[Data entries]
☆ ☆ ☆
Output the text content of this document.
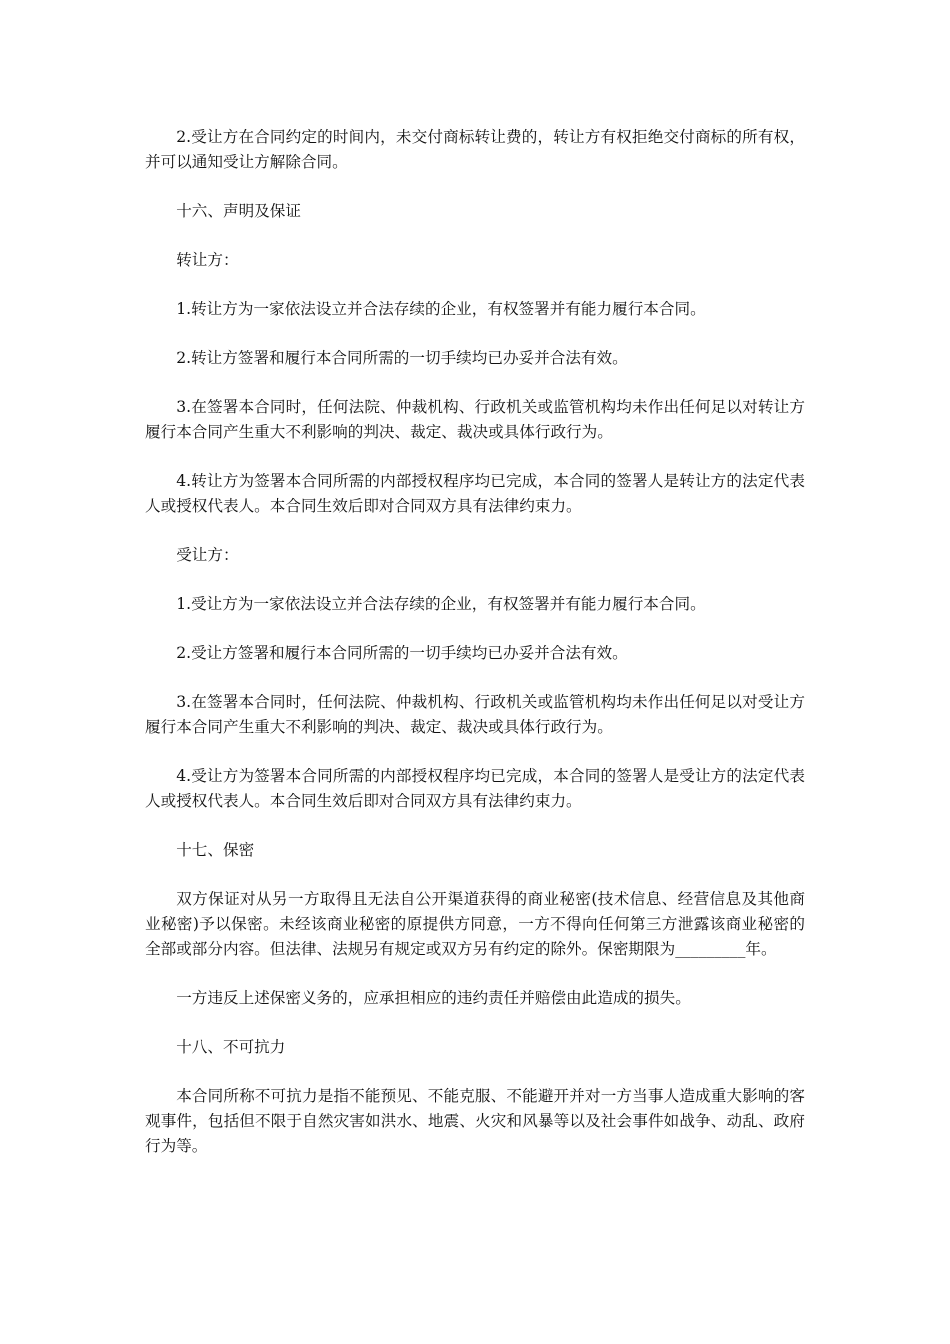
2.受让方在合同约定的时间内，未交付商标转让费的，转让方有权拒绝交付商标的所有权，并可以通知受让方解除合同。

十六、声明及保证

转让方：

1.转让方为一家依法设立并合法存续的企业，有权签署并有能力履行本合同。

2.转让方签署和履行本合同所需的一切手续均已办妥并合法有效。

3.在签署本合同时，任何法院、仲裁机构、行政机关或监管机构均未作出任何足以对转让方履行本合同产生重大不利影响的判决、裁定、裁决或具体行政行为。

4.转让方为签署本合同所需的内部授权程序均已完成，本合同的签署人是转让方的法定代表人或授权代表人。本合同生效后即对合同双方具有法律约束力。

受让方：

1.受让方为一家依法设立并合法存续的企业，有权签署并有能力履行本合同。

2.受让方签署和履行本合同所需的一切手续均已办妥并合法有效。

3.在签署本合同时，任何法院、仲裁机构、行政机关或监管机构均未作出任何足以对受让方履行本合同产生重大不利影响的判决、裁定、裁决或具体行政行为。

4.受让方为签署本合同所需的内部授权程序均已完成，本合同的签署人是受让方的法定代表人或授权代表人。本合同生效后即对合同双方具有法律约束力。

十七、保密

双方保证对从另一方取得且无法自公开渠道获得的商业秘密(技术信息、经营信息及其他商业秘密)予以保密。未经该商业秘密的原提供方同意，一方不得向任何第三方泄露该商业秘密的全部或部分内容。但法律、法规另有规定或双方另有约定的除外。保密期限为_________年。

一方违反上述保密义务的，应承担相应的违约责任并赔偿由此造成的损失。

十八、不可抗力

本合同所称不可抗力是指不能预见、不能克服、不能避开并对一方当事人造成重大影响的客观事件，包括但不限于自然灾害如洪水、地震、火灾和风暴等以及社会事件如战争、动乱、政府行为等。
☆ ☆ ☆
• Objective: Copy out all lines above that include the string "有权签署并有能力履行本合同".

• Exercise result:
1.转让方为一家依法设立并合法存续的企业，有权签署并有能力履行本合同。
1.受让方为一家依法设立并合法存续的企业，有权签署并有能力履行本合同。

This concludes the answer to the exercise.